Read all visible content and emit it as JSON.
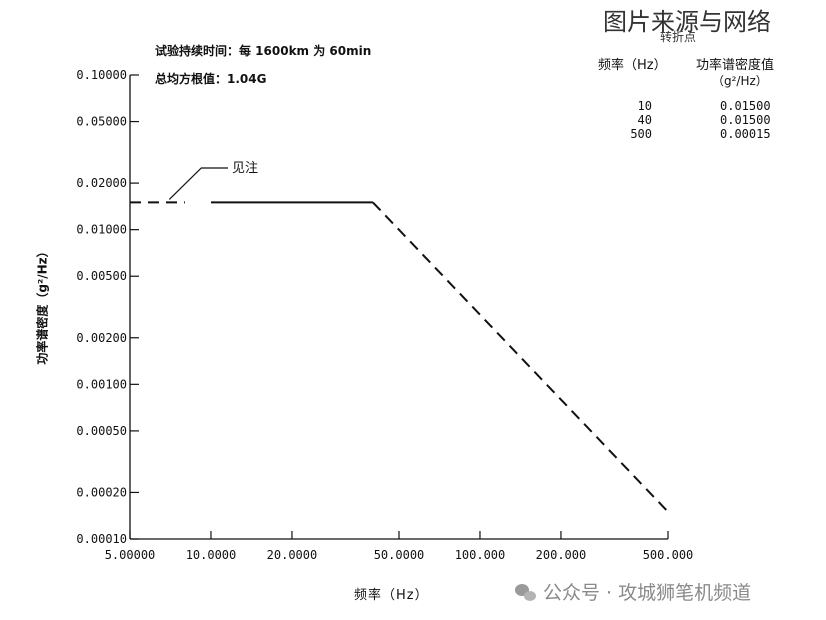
{
  "header": {
    "duration_note": "试验持续时间：每 1600km 为 60min",
    "rms_note": "总均方根值：1.04G"
  },
  "watermark_top": "图片来源与网络",
  "watermark_bottom": "公众号 · 攻城狮笔机频道",
  "breakpoints": {
    "title": "转折点",
    "col_freq_header": "频率（Hz）",
    "col_psd_header": "功率谱密度值",
    "col_psd_unit": "（g²/Hz）",
    "rows": [
      {
        "freq": "10",
        "psd": "0.01500"
      },
      {
        "freq": "40",
        "psd": "0.01500"
      },
      {
        "freq": "500",
        "psd": "0.00015"
      }
    ]
  },
  "annotation": "见注",
  "chart_data": {
    "type": "line",
    "title": "",
    "xlabel": "频率（Hz）",
    "ylabel": "功率谱密度（g²/Hz）",
    "x_scale": "log",
    "y_scale": "log",
    "xlim": [
      5,
      500
    ],
    "ylim": [
      0.0001,
      0.1
    ],
    "x_ticks": [
      5,
      10,
      20,
      50,
      100,
      200,
      500
    ],
    "x_tick_labels": [
      "5.00000",
      "10.0000",
      "20.0000",
      "50.0000",
      "100.000",
      "200.000",
      "500.000"
    ],
    "y_ticks": [
      0.1,
      0.05,
      0.02,
      0.01,
      0.005,
      0.002,
      0.001,
      0.0005,
      0.0002,
      0.0001
    ],
    "y_tick_labels": [
      "0.10000",
      "0.05000",
      "0.02000",
      "0.01000",
      "0.00500",
      "0.00200",
      "0.00100",
      "0.00050",
      "0.00020",
      "0.00010"
    ],
    "grid": false,
    "series": [
      {
        "style": "dashed",
        "x": [
          5,
          8
        ],
        "y": [
          0.015,
          0.015
        ]
      },
      {
        "style": "solid",
        "x": [
          10,
          40
        ],
        "y": [
          0.015,
          0.015
        ]
      },
      {
        "style": "dashed",
        "x": [
          40,
          500
        ],
        "y": [
          0.015,
          0.00015
        ]
      }
    ]
  }
}
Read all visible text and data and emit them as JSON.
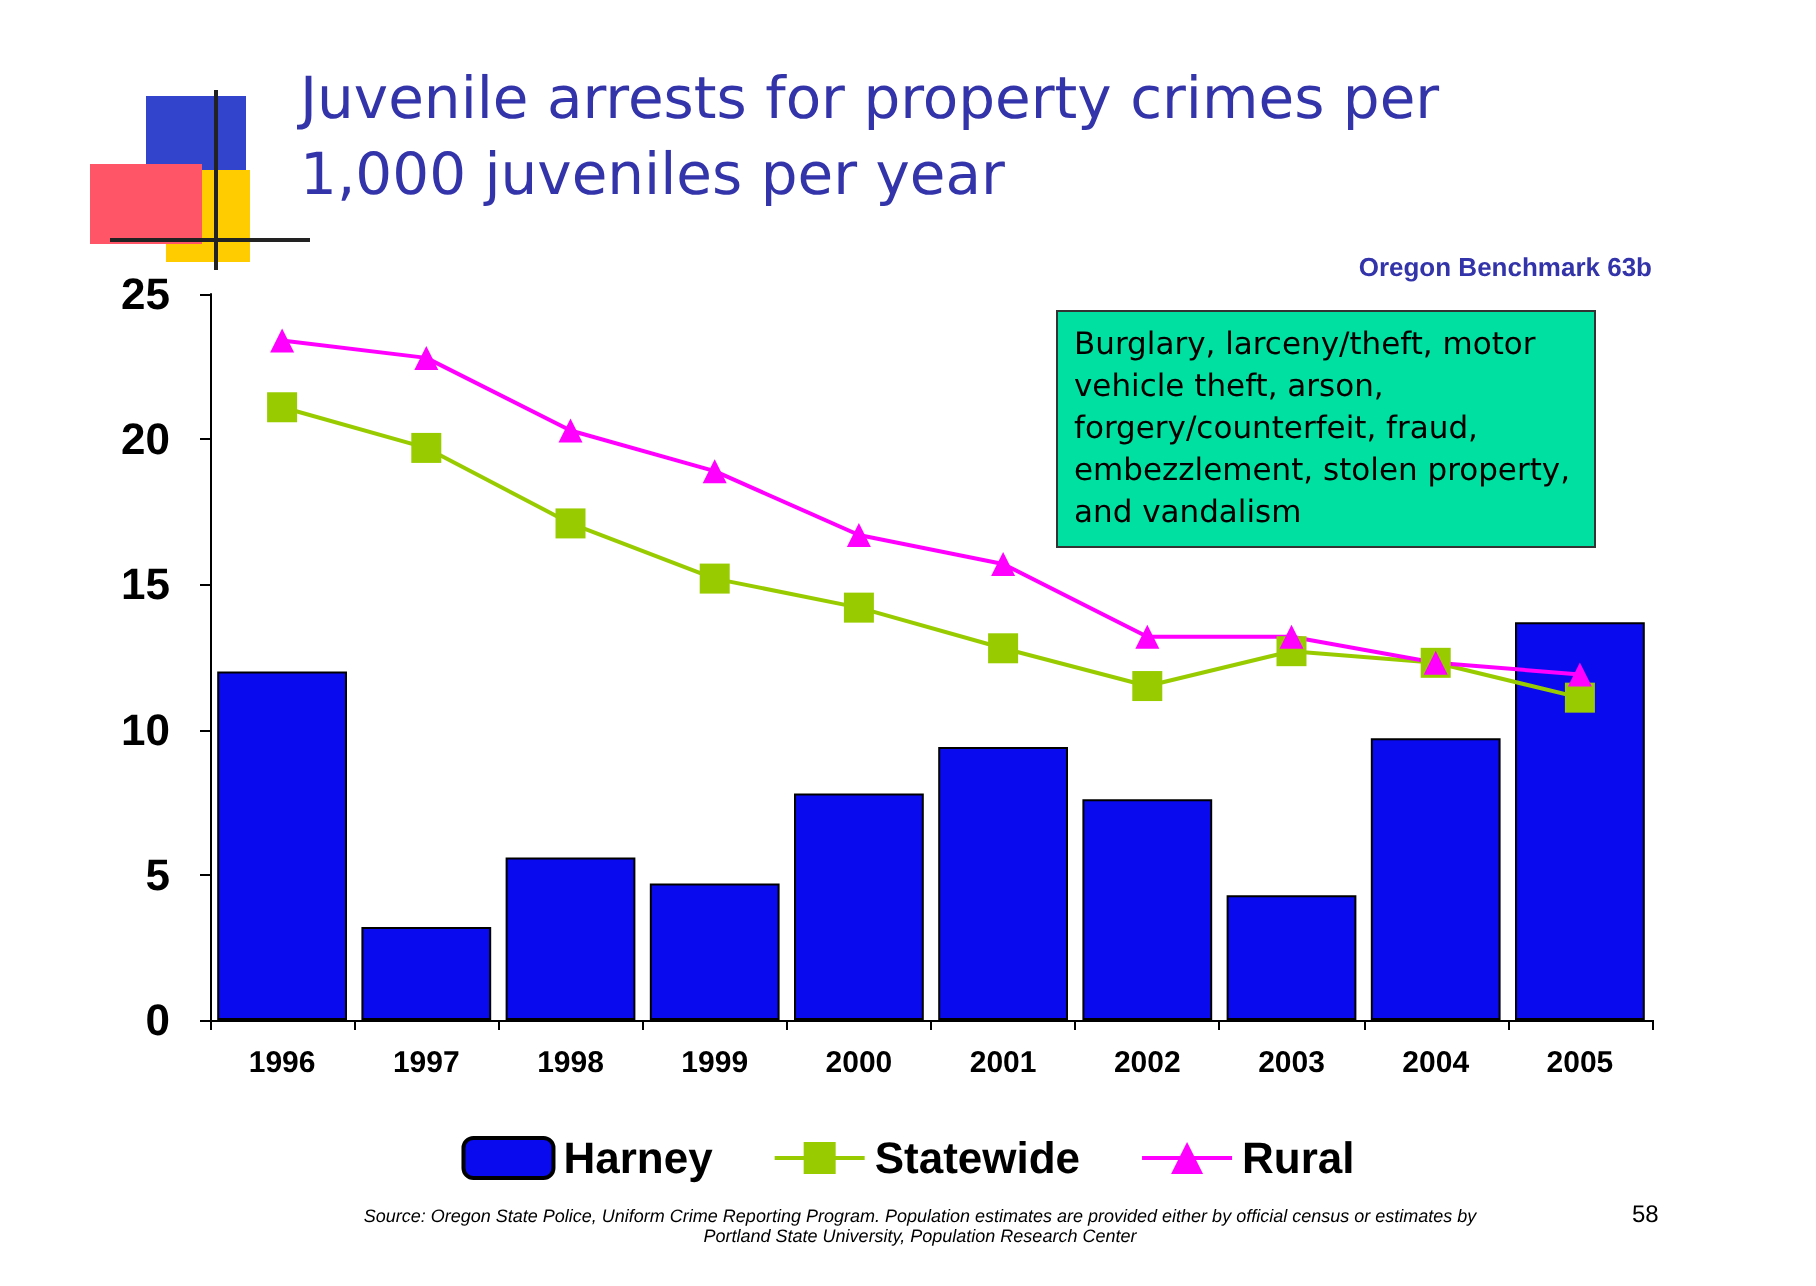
{
  "chart_data": {
    "type": "bar",
    "title": "Juvenile arrests for property crimes per 1,000 juveniles per year",
    "subtitle": "Oregon Benchmark 63b",
    "categories": [
      "1996",
      "1997",
      "1998",
      "1999",
      "2000",
      "2001",
      "2002",
      "2003",
      "2004",
      "2005"
    ],
    "series": [
      {
        "name": "Harney",
        "color": "#0a0aee",
        "values": [
          12,
          3.2,
          5.6,
          4.7,
          7.8,
          9.4,
          7.6,
          4.3,
          9.7,
          13.7
        ]
      },
      {
        "name": "Statewide",
        "type": "line",
        "color": "#99cc00",
        "marker": "square",
        "values": [
          21.1,
          19.7,
          17.1,
          15.2,
          14.2,
          12.8,
          11.5,
          12.7,
          12.3,
          11.1
        ]
      },
      {
        "name": "Rural",
        "type": "line",
        "color": "#ff00ff",
        "marker": "triangle",
        "values": [
          23.4,
          22.8,
          20.3,
          18.9,
          16.7,
          15.7,
          13.2,
          13.2,
          12.3,
          11.9
        ]
      }
    ],
    "ylim": [
      0,
      25
    ],
    "yticks": [
      0,
      5,
      10,
      15,
      20,
      25
    ],
    "grid": false,
    "legend": "bottom",
    "annotations": [
      "Burglary, larceny/theft, motor vehicle theft, arson, forgery/counterfeit, fraud, embezzlement, stolen property, and vandalism",
      "Source:  Oregon State Police, Uniform Crime Reporting Program. Population estimates are provided either by official census or estimates by Portland State University, Population Research Center",
      "58"
    ]
  }
}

▸ WORK TO COMPLETE
Exclude the pictures and repeat every other part of the records word for word.

▸ RESULT FOR THIS TASK
Read all visible content and emit it as JSON.
{
  "header": {
    "duration_note": "试验持续时间：每 1600km 为 60min",
    "rms_note": "总均方根值：1.04G"
  },
  "watermark_top": "图片来源与网络",
  "watermark_bottom": "公众号 · 攻城狮笔机频道",
  "breakpoints": {
    "title": "转折点",
    "col_freq_header": "频率（Hz）",
    "col_psd_header": "功率谱密度值",
    "col_psd_unit": "（g²/Hz）",
    "rows": [
      {
        "freq": "10",
        "psd": "0.01500"
      },
      {
        "freq": "40",
        "psd": "0.01500"
      },
      {
        "freq": "500",
        "psd": "0.00015"
      }
    ]
  },
  "annotation": "见注",
  "chart_data": {
    "type": "line",
    "title": "",
    "xlabel": "频率（Hz）",
    "ylabel": "功率谱密度（g²/Hz）",
    "x_scale": "log",
    "y_scale": "log",
    "xlim": [
      5,
      500
    ],
    "ylim": [
      0.0001,
      0.1
    ],
    "x_ticks": [
      5,
      10,
      20,
      50,
      100,
      200,
      500
    ],
    "x_tick_labels": [
      "5.00000",
      "10.0000",
      "20.0000",
      "50.0000",
      "100.000",
      "200.000",
      "500.000"
    ],
    "y_ticks": [
      0.1,
      0.05,
      0.02,
      0.01,
      0.005,
      0.002,
      0.001,
      0.0005,
      0.0002,
      0.0001
    ],
    "y_tick_labels": [
      "0.10000",
      "0.05000",
      "0.02000",
      "0.01000",
      "0.00500",
      "0.00200",
      "0.00100",
      "0.00050",
      "0.00020",
      "0.00010"
    ],
    "grid": false,
    "series": [
      {
        "style": "dashed",
        "x": [
          5,
          8
        ],
        "y": [
          0.015,
          0.015
        ]
      },
      {
        "style": "solid",
        "x": [
          10,
          40
        ],
        "y": [
          0.015,
          0.015
        ]
      },
      {
        "style": "dashed",
        "x": [
          40,
          500
        ],
        "y": [
          0.015,
          0.00015
        ]
      }
    ]
  }
}
Read all visible text and data and emit them as JSON.
{
  "chart_data": {
    "type": "bar",
    "title": "Juvenile arrests for property crimes per 1,000 juveniles per year",
    "subtitle": "Oregon Benchmark 63b",
    "categories": [
      "1996",
      "1997",
      "1998",
      "1999",
      "2000",
      "2001",
      "2002",
      "2003",
      "2004",
      "2005"
    ],
    "series": [
      {
        "name": "Harney",
        "color": "#0a0aee",
        "values": [
          12,
          3.2,
          5.6,
          4.7,
          7.8,
          9.4,
          7.6,
          4.3,
          9.7,
          13.7
        ]
      },
      {
        "name": "Statewide",
        "type": "line",
        "color": "#99cc00",
        "marker": "square",
        "values": [
          21.1,
          19.7,
          17.1,
          15.2,
          14.2,
          12.8,
          11.5,
          12.7,
          12.3,
          11.1
        ]
      },
      {
        "name": "Rural",
        "type": "line",
        "color": "#ff00ff",
        "marker": "triangle",
        "values": [
          23.4,
          22.8,
          20.3,
          18.9,
          16.7,
          15.7,
          13.2,
          13.2,
          12.3,
          11.9
        ]
      }
    ],
    "ylim": [
      0,
      25
    ],
    "yticks": [
      0,
      5,
      10,
      15,
      20,
      25
    ],
    "grid": false,
    "legend": "bottom",
    "annotations": [
      "Burglary, larceny/theft, motor vehicle theft, arson, forgery/counterfeit, fraud, embezzlement, stolen property, and vandalism",
      "Source:  Oregon State Police, Uniform Crime Reporting Program. Population estimates are provided either by official census or estimates by Portland State University, Population Research Center",
      "58"
    ]
  }
}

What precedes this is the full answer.